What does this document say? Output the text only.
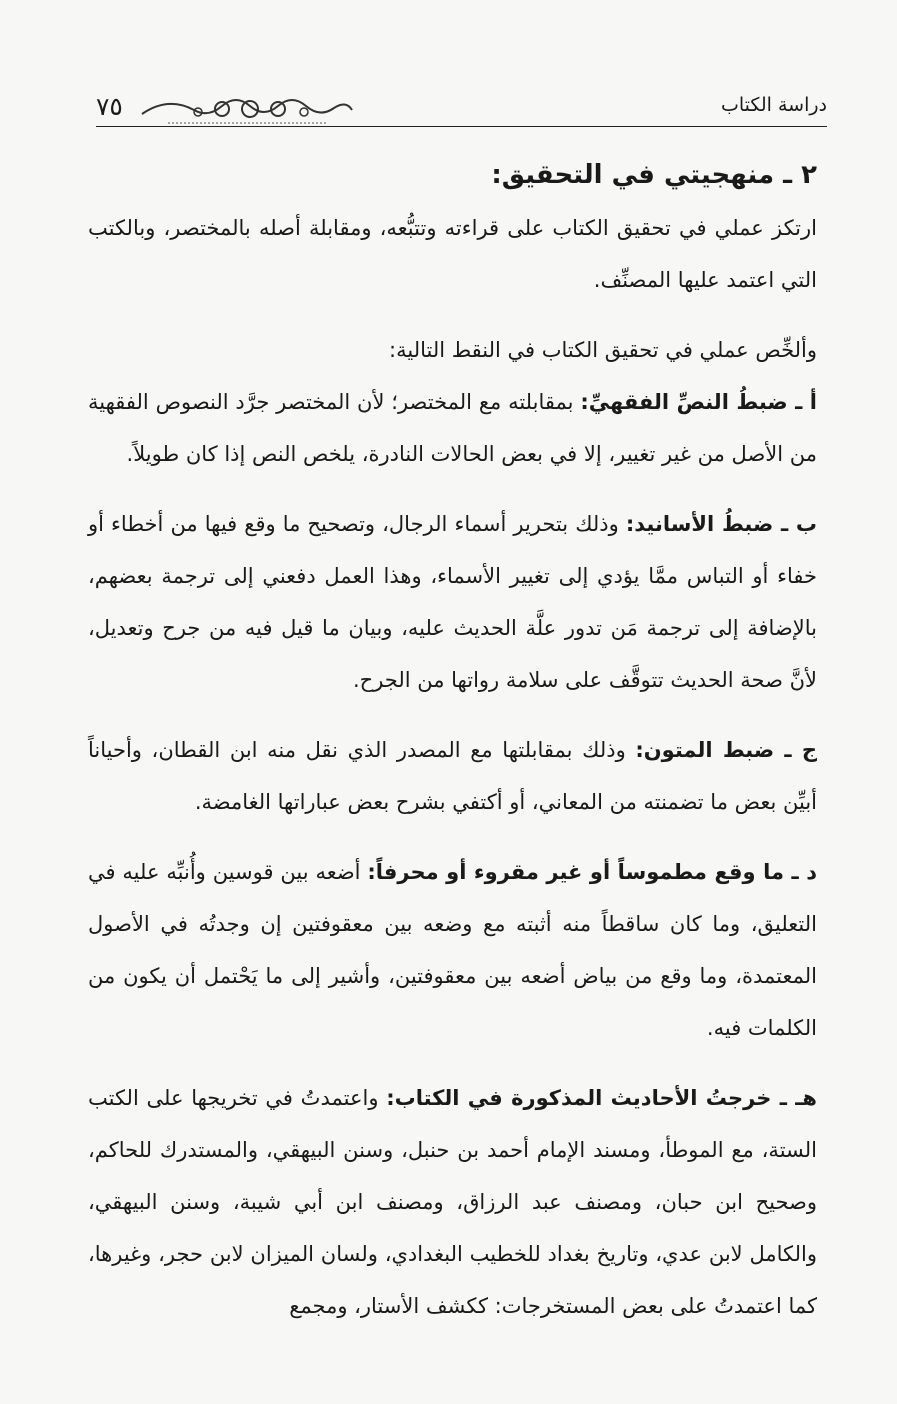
٧٥	دراسة الكتاب
٢ ـ منهجيتي في التحقيق:

ارتكز عملي في تحقيق الكتاب على قراءته وتتبُّعه، ومقابلة أصله بالمختصر، وبالكتب التي اعتمد عليها المصنِّف.

وألخِّص عملي في تحقيق الكتاب في النقط التالية:

أ ـ ضبطُ النصِّ الفقهيِّ: بمقابلته مع المختصر؛ لأن المختصر جرَّد النصوص الفقهية من الأصل من غير تغيير، إلا في بعض الحالات النادرة، يلخص النص إذا كان طويلاً.

ب ـ ضبطُ الأسانيد: وذلك بتحرير أسماء الرجال، وتصحيح ما وقع فيها من أخطاء أو خفاء أو التباس ممَّا يؤدي إلى تغيير الأسماء، وهذا العمل دفعني إلى ترجمة بعضهم، بالإضافة إلى ترجمة مَن تدور علَّة الحديث عليه، وبيان ما قيل فيه من جرح وتعديل، لأنَّ صحة الحديث تتوقَّف على سلامة رواتها من الجرح.

ج ـ ضبط المتون: وذلك بمقابلتها مع المصدر الذي نقل منه ابن القطان، وأحياناً أبيِّن بعض ما تضمنته من المعاني، أو أكتفي بشرح بعض عباراتها الغامضة.

د ـ ما وقع مطموساً أو غير مقروء أو محرفاً: أضعه بين قوسين وأُنبِّه عليه في التعليق، وما كان ساقطاً منه أثبته مع وضعه بين معقوفتين إن وجدتُه في الأصول المعتمدة، وما وقع من بياض أضعه بين معقوفتين، وأشير إلى ما يَحْتمل أن يكون من الكلمات فيه.

هـ ـ خرجتُ الأحاديث المذكورة في الكتاب: واعتمدتُ في تخريجها على الكتب الستة، مع الموطأ، ومسند الإمام أحمد بن حنبل، وسنن البيهقي، والمستدرك للحاكم، وصحيح ابن حبان، ومصنف عبد الرزاق، ومصنف ابن أبي شيبة، وسنن البيهقي، والكامل لابن عدي، وتاريخ بغداد للخطيب البغدادي، ولسان الميزان لابن حجر، وغيرها، كما اعتمدتُ على بعض المستخرجات: ككشف الأستار، ومجمع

== == ==

Set exercise: Transcribe all the records above word for word, without their images.

Answer to this task:
What does this document say? Output the text only.
٧٥	دراسة الكتاب
٢ ـ منهجيتي في التحقيق:

ارتكز عملي في تحقيق الكتاب على قراءته وتتبُّعه، ومقابلة أصله بالمختصر، وبالكتب التي اعتمد عليها المصنِّف.

وألخِّص عملي في تحقيق الكتاب في النقط التالية:

أ ـ ضبطُ النصِّ الفقهيِّ: بمقابلته مع المختصر؛ لأن المختصر جرَّد النصوص الفقهية من الأصل من غير تغيير، إلا في بعض الحالات النادرة، يلخص النص إذا كان طويلاً.

ب ـ ضبطُ الأسانيد: وذلك بتحرير أسماء الرجال، وتصحيح ما وقع فيها من أخطاء أو خفاء أو التباس ممَّا يؤدي إلى تغيير الأسماء، وهذا العمل دفعني إلى ترجمة بعضهم، بالإضافة إلى ترجمة مَن تدور علَّة الحديث عليه، وبيان ما قيل فيه من جرح وتعديل، لأنَّ صحة الحديث تتوقَّف على سلامة رواتها من الجرح.

ج ـ ضبط المتون: وذلك بمقابلتها مع المصدر الذي نقل منه ابن القطان، وأحياناً أبيِّن بعض ما تضمنته من المعاني، أو أكتفي بشرح بعض عباراتها الغامضة.

د ـ ما وقع مطموساً أو غير مقروء أو محرفاً: أضعه بين قوسين وأُنبِّه عليه في التعليق، وما كان ساقطاً منه أثبته مع وضعه بين معقوفتين إن وجدتُه في الأصول المعتمدة، وما وقع من بياض أضعه بين معقوفتين، وأشير إلى ما يَحْتمل أن يكون من الكلمات فيه.

هـ ـ خرجتُ الأحاديث المذكورة في الكتاب: واعتمدتُ في تخريجها على الكتب الستة، مع الموطأ، ومسند الإمام أحمد بن حنبل، وسنن البيهقي، والمستدرك للحاكم، وصحيح ابن حبان، ومصنف عبد الرزاق، ومصنف ابن أبي شيبة، وسنن البيهقي، والكامل لابن عدي، وتاريخ بغداد للخطيب البغدادي، ولسان الميزان لابن حجر، وغيرها، كما اعتمدتُ على بعض المستخرجات: ككشف الأستار، ومجمع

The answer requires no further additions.